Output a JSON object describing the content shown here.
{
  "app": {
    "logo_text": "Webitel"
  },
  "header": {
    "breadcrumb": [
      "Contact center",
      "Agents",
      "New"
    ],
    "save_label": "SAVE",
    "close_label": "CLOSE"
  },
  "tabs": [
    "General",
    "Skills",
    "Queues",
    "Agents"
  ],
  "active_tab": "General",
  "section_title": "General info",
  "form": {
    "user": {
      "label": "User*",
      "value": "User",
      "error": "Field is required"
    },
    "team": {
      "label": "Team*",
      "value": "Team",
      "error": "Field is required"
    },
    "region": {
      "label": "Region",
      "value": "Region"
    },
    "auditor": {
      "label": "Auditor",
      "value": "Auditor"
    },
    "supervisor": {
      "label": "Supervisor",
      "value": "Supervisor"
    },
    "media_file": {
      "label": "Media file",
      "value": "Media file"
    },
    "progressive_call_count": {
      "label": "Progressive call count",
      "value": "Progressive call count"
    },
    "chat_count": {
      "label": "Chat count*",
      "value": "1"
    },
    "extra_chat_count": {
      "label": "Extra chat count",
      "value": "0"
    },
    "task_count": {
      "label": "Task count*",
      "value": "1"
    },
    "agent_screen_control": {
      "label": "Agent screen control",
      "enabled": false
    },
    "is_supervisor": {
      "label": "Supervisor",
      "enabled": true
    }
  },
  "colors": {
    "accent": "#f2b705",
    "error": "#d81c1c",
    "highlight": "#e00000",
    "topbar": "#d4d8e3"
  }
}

# What the task asks:
The whole listing above needs to be written out again exactly.

# Exercise answer:
Output a JSON object describing the content shown here.
{
  "app": {
    "logo_text": "Webitel"
  },
  "header": {
    "breadcrumb": [
      "Contact center",
      "Agents",
      "New"
    ],
    "save_label": "SAVE",
    "close_label": "CLOSE"
  },
  "tabs": [
    "General",
    "Skills",
    "Queues",
    "Agents"
  ],
  "active_tab": "General",
  "section_title": "General info",
  "form": {
    "user": {
      "label": "User*",
      "value": "User",
      "error": "Field is required"
    },
    "team": {
      "label": "Team*",
      "value": "Team",
      "error": "Field is required"
    },
    "region": {
      "label": "Region",
      "value": "Region"
    },
    "auditor": {
      "label": "Auditor",
      "value": "Auditor"
    },
    "supervisor": {
      "label": "Supervisor",
      "value": "Supervisor"
    },
    "media_file": {
      "label": "Media file",
      "value": "Media file"
    },
    "progressive_call_count": {
      "label": "Progressive call count",
      "value": "Progressive call count"
    },
    "chat_count": {
      "label": "Chat count*",
      "value": "1"
    },
    "extra_chat_count": {
      "label": "Extra chat count",
      "value": "0"
    },
    "task_count": {
      "label": "Task count*",
      "value": "1"
    },
    "agent_screen_control": {
      "label": "Agent screen control",
      "enabled": false
    },
    "is_supervisor": {
      "label": "Supervisor",
      "enabled": true
    }
  },
  "colors": {
    "accent": "#f2b705",
    "error": "#d81c1c",
    "highlight": "#e00000",
    "topbar": "#d4d8e3"
  }
}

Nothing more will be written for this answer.